Exercise directions
Determine the number of lines in the listing below where the string "title" occurs; answer with the number alone.

Material for the task
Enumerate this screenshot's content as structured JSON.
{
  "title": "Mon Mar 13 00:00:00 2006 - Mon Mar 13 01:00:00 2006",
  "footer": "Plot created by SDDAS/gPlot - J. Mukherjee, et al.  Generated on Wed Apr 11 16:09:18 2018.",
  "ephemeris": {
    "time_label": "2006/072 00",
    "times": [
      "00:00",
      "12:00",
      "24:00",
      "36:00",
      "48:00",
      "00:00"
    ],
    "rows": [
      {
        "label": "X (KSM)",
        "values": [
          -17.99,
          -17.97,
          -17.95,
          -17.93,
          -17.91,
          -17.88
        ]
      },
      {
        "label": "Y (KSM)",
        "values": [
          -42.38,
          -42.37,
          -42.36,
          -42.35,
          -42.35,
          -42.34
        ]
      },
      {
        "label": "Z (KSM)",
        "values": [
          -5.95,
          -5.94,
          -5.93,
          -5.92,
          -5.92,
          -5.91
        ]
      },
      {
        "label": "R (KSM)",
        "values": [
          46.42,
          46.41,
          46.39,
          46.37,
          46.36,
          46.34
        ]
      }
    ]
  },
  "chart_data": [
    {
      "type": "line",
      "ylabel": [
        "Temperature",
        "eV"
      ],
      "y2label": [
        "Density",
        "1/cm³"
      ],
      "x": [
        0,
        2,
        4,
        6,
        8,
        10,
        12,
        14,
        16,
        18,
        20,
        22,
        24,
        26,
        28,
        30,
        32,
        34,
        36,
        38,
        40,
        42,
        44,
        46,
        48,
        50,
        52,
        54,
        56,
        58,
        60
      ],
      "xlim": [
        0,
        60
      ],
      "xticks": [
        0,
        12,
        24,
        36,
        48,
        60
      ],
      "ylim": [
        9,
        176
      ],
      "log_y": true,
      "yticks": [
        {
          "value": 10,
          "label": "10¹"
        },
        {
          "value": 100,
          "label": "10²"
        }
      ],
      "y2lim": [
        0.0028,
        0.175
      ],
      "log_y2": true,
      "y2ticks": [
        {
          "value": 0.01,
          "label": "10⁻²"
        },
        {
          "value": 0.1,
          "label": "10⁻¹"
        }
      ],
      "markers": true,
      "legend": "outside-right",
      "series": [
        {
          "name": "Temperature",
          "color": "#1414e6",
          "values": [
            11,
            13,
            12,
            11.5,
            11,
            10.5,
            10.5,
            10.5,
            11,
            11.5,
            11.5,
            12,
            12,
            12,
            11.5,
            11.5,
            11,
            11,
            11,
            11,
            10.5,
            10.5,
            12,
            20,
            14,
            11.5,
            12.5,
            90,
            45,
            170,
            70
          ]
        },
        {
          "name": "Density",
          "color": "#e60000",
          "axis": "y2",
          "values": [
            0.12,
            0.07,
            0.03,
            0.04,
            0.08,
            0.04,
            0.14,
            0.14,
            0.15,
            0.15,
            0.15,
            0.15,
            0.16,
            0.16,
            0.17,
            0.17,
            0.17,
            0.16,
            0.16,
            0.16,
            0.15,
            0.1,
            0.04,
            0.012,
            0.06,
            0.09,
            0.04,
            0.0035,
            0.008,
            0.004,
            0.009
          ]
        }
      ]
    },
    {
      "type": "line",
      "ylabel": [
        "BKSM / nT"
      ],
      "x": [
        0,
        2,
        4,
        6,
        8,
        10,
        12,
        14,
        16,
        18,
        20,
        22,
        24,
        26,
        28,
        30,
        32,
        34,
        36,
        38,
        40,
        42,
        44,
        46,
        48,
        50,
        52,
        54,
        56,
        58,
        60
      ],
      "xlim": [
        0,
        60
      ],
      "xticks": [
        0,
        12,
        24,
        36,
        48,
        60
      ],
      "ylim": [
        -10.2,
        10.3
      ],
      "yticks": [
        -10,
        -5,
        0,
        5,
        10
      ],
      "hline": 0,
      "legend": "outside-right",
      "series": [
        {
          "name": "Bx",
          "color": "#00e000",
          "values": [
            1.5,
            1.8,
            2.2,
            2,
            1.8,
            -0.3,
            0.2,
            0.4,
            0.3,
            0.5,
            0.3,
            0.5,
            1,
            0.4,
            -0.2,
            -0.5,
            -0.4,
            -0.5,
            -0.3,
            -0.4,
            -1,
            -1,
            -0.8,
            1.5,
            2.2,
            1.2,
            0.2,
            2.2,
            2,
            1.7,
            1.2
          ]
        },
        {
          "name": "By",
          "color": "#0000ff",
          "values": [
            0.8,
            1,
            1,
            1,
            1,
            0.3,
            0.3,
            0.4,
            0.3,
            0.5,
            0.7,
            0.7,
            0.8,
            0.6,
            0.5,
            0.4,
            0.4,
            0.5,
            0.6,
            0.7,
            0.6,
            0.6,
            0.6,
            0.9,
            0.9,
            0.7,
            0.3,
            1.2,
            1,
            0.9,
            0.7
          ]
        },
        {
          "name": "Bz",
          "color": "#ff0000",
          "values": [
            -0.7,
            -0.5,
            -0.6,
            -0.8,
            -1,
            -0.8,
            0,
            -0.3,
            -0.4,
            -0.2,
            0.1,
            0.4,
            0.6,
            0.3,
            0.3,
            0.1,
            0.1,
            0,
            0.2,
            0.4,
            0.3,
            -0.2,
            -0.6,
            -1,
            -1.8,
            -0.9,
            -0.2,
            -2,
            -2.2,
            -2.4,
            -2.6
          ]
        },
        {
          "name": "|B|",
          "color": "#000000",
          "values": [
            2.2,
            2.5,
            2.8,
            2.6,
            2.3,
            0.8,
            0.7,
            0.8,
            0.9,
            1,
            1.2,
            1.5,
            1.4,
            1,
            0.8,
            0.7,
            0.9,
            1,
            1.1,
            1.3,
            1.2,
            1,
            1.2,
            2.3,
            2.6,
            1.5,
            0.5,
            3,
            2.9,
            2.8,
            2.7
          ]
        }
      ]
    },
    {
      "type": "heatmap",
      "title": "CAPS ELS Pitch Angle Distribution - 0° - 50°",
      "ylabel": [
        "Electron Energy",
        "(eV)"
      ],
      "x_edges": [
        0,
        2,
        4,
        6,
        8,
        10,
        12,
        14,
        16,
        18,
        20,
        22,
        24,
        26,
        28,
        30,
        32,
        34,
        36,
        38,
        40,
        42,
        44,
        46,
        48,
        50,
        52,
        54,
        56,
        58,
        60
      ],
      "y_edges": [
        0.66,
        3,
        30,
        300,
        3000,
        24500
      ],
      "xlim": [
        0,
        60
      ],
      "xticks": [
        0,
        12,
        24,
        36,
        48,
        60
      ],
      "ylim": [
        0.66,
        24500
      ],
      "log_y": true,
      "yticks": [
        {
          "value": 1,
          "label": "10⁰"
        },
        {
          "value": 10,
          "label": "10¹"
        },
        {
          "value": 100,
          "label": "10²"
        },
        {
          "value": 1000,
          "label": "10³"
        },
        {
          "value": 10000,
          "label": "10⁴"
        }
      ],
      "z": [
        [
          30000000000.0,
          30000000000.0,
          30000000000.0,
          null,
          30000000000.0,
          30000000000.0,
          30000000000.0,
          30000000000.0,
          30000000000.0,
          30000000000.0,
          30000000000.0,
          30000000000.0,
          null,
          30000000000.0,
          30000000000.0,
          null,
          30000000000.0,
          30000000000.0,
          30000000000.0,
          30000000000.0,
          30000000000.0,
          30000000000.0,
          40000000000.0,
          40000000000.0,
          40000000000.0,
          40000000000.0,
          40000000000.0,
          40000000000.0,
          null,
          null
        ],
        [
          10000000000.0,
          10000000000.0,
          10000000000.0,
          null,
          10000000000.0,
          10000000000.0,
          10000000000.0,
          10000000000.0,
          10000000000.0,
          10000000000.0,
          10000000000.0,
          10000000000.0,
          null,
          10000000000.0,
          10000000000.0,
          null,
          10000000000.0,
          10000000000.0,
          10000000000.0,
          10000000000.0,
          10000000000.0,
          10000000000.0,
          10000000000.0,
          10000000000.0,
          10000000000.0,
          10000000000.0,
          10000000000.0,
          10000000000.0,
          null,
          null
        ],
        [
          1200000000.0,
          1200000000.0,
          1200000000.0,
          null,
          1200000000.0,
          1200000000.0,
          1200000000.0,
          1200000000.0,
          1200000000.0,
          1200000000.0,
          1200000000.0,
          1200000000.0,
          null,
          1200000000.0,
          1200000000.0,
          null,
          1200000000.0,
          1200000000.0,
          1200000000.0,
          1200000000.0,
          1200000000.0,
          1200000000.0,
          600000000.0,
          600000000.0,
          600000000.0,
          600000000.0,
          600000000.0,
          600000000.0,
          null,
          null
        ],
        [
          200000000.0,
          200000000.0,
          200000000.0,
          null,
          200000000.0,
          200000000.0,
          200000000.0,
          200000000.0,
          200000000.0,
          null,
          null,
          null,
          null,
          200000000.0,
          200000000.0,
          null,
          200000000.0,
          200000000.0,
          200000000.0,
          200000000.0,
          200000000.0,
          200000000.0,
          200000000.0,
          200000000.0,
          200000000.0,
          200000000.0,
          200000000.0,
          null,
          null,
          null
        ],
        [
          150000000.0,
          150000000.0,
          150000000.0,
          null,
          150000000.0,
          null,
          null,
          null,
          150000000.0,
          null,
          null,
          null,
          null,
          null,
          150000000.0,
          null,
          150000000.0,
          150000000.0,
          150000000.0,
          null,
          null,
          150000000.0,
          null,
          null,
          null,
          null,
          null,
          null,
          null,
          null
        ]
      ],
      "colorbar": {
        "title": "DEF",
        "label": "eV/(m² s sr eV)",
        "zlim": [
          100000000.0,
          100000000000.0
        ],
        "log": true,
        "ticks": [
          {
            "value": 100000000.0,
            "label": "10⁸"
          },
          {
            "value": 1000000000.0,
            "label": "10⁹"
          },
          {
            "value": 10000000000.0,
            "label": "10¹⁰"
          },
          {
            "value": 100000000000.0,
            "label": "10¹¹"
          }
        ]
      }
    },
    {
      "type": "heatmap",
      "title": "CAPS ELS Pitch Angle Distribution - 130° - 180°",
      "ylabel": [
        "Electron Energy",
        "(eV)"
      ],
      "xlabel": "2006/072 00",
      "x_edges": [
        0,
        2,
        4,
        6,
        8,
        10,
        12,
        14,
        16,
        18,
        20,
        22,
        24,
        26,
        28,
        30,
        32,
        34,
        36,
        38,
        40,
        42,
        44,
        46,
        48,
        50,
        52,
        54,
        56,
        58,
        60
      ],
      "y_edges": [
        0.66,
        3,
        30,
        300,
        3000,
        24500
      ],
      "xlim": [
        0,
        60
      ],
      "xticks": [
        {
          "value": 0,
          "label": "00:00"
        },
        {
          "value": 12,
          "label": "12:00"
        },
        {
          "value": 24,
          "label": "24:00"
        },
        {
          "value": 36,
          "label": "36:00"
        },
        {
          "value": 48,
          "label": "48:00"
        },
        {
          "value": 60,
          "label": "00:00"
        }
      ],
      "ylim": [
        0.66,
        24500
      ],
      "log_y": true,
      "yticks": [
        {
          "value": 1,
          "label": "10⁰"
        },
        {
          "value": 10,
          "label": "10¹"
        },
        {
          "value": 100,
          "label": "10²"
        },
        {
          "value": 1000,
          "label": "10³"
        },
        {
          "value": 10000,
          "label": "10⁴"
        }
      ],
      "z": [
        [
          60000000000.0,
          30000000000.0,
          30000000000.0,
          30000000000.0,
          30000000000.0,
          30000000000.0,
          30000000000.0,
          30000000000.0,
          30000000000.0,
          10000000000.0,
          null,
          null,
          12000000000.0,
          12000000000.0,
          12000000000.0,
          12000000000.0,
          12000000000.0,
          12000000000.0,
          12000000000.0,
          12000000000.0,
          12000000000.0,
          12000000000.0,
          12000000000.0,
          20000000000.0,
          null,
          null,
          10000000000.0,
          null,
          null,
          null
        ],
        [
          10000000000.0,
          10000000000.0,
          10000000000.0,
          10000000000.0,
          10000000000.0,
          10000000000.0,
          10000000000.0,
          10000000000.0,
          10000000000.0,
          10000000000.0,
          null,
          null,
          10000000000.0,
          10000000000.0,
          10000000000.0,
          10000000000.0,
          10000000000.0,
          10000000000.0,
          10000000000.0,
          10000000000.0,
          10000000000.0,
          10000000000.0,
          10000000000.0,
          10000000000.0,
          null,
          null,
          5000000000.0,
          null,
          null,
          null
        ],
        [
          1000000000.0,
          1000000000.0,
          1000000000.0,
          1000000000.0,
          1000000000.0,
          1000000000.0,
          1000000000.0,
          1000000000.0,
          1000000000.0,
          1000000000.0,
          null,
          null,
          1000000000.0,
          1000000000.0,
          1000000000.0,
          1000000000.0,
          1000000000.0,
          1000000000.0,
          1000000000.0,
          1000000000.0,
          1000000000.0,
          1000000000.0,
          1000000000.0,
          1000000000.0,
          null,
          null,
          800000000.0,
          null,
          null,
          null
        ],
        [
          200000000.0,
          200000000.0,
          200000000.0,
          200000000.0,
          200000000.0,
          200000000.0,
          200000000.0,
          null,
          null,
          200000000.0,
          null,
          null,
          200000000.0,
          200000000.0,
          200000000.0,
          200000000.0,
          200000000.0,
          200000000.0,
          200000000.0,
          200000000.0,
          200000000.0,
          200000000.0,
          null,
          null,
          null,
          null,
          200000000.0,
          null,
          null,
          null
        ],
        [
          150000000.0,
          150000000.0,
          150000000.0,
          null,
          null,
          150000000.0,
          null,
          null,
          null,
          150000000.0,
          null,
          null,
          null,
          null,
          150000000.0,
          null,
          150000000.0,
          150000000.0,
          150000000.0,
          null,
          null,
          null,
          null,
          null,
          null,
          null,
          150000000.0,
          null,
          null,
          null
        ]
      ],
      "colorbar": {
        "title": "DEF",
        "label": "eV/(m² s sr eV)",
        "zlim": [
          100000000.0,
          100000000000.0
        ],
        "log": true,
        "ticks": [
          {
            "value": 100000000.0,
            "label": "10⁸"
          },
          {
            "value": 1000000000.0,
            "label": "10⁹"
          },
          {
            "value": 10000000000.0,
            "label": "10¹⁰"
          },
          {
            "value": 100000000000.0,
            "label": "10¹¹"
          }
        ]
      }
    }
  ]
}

Solved exercise
5